[BRIEF] Filter these entries down to the lines that hold the word "type", and show each of them.

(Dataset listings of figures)
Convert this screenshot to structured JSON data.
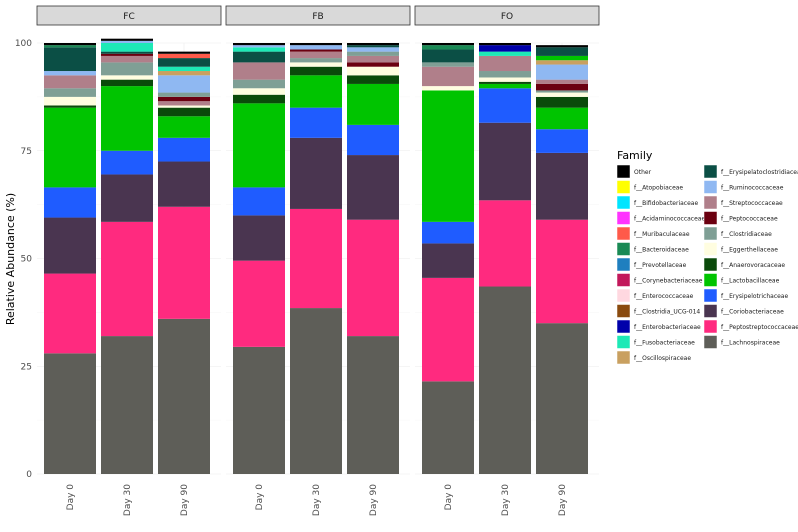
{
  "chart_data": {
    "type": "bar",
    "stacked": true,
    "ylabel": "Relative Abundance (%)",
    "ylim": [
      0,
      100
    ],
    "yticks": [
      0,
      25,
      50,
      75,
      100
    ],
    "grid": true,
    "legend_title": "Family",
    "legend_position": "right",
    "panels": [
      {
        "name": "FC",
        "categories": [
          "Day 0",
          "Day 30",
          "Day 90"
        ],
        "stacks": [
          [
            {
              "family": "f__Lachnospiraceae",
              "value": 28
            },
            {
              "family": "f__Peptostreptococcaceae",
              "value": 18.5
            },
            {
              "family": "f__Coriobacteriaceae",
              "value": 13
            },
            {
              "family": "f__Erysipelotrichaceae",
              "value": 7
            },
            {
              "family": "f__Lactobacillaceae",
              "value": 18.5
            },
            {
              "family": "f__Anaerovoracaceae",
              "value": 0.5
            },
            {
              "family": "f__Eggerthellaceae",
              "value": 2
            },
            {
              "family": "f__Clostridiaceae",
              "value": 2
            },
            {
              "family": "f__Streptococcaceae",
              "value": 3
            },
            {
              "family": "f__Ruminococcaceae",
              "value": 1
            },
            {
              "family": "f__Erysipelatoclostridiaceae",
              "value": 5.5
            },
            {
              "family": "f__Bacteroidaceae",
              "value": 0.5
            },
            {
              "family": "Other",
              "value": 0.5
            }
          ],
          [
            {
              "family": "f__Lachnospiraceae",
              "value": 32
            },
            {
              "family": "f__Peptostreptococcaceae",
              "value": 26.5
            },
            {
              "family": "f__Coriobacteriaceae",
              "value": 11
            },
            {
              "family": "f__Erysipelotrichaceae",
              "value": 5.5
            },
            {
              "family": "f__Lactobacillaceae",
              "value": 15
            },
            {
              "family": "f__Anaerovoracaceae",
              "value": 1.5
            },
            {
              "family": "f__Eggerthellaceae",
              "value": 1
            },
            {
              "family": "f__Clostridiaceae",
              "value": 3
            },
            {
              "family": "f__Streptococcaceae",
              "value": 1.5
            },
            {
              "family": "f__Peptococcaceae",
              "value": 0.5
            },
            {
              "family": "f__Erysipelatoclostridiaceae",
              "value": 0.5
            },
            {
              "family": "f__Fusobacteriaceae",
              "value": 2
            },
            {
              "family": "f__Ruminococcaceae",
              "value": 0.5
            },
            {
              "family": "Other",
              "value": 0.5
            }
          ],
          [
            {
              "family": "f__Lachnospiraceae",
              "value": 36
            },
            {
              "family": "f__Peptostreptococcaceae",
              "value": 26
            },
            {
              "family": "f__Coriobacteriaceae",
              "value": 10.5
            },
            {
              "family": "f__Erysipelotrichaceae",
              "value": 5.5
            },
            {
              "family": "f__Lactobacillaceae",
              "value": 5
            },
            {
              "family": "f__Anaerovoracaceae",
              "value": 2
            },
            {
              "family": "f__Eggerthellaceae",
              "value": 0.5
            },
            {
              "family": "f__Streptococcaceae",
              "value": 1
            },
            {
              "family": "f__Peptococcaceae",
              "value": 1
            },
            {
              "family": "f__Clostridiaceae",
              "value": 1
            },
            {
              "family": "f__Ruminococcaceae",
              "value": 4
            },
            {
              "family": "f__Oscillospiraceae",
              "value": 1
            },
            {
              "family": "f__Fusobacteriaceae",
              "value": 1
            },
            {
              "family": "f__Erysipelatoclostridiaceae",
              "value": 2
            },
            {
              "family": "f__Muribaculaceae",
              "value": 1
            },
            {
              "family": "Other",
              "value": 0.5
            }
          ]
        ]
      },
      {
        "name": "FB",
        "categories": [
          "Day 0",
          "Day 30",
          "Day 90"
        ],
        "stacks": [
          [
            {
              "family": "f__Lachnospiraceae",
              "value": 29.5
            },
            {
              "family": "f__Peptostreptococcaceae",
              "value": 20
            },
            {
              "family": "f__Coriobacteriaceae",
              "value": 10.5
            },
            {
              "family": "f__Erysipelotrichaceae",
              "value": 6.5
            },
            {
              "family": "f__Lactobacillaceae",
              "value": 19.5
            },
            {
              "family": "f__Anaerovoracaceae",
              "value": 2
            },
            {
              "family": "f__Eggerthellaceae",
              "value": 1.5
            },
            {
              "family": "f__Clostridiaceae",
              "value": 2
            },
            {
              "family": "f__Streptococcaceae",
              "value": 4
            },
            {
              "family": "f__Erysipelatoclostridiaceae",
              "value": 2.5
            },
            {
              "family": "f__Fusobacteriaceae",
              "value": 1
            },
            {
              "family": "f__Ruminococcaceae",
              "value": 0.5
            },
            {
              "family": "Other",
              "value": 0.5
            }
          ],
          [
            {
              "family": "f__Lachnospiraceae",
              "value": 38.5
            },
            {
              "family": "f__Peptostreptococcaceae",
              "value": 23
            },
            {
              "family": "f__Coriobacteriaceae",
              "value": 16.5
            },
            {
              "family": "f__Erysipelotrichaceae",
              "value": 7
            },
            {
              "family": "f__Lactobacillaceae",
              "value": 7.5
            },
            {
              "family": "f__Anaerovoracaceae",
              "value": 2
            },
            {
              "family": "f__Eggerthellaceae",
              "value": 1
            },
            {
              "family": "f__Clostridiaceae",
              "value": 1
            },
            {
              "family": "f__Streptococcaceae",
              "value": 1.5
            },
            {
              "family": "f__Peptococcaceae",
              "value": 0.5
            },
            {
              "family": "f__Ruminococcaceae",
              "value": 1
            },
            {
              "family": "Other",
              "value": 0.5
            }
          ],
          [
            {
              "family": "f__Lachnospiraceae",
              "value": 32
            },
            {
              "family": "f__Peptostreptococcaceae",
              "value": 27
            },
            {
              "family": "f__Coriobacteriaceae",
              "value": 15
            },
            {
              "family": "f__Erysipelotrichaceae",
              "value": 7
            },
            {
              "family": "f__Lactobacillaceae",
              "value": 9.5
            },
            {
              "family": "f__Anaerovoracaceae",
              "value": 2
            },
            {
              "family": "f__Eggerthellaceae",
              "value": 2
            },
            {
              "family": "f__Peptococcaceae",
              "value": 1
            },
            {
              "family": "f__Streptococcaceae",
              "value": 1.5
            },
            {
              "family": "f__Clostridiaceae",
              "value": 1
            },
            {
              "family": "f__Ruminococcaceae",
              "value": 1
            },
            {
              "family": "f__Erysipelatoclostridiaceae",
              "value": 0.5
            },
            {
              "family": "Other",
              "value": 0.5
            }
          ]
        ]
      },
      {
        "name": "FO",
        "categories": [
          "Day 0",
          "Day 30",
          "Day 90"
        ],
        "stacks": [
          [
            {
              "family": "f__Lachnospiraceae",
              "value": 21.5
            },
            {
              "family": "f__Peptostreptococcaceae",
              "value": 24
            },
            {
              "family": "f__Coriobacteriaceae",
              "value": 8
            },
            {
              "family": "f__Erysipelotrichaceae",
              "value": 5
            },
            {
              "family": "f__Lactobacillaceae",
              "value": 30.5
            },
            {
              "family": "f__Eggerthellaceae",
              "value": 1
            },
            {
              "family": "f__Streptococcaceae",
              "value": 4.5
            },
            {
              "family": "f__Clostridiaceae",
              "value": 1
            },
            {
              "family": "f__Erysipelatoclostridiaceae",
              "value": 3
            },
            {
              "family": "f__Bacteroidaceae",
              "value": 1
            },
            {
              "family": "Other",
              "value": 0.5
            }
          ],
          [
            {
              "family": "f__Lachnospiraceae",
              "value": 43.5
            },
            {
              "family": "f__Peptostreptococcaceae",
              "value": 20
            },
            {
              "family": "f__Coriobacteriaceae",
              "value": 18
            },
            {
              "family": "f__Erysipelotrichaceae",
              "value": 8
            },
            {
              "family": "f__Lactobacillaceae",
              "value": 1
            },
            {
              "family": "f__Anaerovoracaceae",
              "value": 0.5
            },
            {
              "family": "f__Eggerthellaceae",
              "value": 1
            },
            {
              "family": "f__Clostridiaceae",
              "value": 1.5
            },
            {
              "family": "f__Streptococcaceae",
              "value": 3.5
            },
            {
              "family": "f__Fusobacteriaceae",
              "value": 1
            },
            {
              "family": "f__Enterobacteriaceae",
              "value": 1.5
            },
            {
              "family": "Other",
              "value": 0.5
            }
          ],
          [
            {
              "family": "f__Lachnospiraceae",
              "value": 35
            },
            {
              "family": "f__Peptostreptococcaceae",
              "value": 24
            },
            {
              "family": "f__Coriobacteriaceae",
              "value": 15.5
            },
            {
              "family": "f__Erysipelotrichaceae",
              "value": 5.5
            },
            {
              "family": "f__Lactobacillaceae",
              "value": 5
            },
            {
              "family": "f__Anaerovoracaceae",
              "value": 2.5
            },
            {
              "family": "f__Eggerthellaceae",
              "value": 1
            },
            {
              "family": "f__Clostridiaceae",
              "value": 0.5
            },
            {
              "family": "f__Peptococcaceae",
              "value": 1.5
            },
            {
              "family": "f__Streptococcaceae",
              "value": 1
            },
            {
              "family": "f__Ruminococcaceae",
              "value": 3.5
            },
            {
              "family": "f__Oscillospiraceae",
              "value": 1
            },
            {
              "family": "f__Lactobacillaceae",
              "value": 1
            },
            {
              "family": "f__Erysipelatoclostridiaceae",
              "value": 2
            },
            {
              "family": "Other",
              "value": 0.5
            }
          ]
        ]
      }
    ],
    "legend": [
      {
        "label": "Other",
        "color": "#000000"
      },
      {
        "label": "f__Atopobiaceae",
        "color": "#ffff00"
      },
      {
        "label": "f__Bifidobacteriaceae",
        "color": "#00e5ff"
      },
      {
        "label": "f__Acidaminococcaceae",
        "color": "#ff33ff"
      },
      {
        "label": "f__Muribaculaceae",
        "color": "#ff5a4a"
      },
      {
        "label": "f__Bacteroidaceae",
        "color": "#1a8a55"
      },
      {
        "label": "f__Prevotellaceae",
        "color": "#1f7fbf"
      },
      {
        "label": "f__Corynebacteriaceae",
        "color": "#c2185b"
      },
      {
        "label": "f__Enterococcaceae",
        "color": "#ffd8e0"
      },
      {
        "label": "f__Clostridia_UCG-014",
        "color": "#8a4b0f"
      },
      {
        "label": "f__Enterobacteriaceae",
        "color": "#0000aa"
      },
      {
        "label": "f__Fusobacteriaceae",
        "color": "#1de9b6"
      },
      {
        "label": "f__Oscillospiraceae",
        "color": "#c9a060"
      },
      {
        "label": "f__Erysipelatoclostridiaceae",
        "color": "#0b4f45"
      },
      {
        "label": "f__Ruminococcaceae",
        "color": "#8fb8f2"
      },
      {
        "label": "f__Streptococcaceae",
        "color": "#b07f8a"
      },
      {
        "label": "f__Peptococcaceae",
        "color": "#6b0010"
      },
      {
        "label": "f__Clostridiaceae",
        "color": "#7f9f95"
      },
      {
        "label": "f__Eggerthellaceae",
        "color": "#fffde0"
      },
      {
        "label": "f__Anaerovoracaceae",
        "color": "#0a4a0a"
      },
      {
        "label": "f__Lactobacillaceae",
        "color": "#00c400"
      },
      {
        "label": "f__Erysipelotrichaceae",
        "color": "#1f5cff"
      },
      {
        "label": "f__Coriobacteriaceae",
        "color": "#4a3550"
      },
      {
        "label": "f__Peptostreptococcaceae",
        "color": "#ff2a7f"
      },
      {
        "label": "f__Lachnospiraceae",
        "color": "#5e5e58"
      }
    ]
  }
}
---
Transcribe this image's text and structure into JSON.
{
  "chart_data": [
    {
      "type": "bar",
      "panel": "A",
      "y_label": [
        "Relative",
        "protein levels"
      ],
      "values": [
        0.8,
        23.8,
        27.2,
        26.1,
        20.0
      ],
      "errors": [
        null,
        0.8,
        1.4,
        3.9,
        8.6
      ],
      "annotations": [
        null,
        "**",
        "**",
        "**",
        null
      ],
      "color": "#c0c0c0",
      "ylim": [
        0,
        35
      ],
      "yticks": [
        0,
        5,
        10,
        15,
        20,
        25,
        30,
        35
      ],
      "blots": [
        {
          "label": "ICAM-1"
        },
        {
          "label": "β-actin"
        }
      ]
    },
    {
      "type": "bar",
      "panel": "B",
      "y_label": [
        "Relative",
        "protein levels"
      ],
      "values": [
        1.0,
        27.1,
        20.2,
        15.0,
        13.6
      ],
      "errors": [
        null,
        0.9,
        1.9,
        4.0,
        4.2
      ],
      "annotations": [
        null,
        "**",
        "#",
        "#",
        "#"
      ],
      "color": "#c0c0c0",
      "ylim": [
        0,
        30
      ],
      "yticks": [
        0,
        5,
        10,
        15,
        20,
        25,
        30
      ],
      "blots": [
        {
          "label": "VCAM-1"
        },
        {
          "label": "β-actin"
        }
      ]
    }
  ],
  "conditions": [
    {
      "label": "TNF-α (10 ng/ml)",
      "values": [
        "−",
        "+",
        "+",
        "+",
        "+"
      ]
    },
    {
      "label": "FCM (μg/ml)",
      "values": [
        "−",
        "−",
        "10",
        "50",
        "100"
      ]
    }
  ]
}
* * *
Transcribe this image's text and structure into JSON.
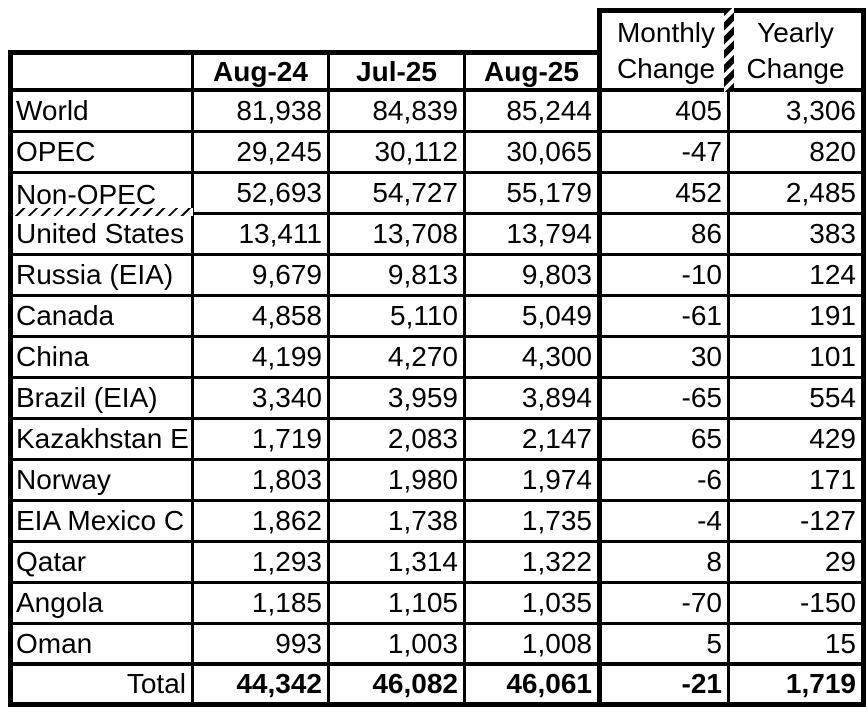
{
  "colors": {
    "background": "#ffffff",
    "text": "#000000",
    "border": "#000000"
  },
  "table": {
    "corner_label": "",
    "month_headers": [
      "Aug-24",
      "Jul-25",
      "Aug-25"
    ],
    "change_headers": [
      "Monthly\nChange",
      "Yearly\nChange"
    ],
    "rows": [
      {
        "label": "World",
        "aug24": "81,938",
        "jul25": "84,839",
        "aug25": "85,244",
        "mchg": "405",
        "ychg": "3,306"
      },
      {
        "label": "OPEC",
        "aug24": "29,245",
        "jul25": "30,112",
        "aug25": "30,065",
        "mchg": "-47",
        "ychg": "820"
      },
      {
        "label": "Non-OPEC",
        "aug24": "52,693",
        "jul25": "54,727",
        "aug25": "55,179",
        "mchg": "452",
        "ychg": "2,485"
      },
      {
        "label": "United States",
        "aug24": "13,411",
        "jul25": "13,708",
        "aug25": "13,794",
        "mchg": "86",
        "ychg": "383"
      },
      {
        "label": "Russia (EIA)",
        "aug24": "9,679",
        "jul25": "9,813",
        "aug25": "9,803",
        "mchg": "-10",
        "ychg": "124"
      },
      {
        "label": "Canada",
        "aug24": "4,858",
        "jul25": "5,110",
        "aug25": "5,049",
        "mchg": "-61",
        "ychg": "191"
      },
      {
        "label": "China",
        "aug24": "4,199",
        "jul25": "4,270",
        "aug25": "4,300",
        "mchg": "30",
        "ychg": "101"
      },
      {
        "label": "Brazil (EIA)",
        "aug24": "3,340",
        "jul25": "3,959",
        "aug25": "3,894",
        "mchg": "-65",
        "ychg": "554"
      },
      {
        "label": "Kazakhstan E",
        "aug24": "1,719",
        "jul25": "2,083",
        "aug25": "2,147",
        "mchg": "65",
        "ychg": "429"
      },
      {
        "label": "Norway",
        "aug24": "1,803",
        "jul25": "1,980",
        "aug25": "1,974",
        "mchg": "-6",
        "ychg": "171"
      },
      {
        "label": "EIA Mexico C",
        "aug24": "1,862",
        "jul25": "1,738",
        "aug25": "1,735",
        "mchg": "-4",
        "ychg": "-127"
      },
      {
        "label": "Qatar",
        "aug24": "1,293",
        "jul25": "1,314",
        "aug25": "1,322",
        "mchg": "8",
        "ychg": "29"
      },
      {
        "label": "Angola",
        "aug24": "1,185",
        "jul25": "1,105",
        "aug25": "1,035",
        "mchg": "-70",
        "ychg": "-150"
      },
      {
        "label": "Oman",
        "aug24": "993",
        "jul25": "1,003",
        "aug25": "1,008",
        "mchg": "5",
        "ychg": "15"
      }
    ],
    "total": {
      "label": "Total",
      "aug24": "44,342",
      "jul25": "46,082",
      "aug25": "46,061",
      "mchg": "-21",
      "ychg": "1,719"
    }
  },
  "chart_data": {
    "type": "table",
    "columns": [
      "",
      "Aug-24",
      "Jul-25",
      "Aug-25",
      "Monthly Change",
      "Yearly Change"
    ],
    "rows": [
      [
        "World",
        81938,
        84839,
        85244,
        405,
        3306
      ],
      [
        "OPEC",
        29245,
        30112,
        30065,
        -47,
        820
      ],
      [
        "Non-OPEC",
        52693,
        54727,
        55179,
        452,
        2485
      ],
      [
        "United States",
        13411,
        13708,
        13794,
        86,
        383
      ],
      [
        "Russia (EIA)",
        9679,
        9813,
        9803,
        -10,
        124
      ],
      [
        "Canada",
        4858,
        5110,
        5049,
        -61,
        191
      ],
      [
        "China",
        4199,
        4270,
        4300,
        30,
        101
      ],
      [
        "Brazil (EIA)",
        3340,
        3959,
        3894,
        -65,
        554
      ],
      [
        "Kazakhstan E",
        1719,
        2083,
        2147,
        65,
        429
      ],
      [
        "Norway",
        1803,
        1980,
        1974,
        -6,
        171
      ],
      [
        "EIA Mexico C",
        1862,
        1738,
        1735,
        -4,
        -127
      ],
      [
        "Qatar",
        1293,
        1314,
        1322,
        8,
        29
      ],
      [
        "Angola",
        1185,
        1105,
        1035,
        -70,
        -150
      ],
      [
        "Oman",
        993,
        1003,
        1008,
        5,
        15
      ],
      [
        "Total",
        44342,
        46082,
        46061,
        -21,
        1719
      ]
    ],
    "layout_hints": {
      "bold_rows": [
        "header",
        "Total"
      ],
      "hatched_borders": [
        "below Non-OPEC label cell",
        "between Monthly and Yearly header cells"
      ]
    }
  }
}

[YOUR RESPONSE]
    "type": "bar",
      "type": "bar",
      "type": "bar",
    "type": "table",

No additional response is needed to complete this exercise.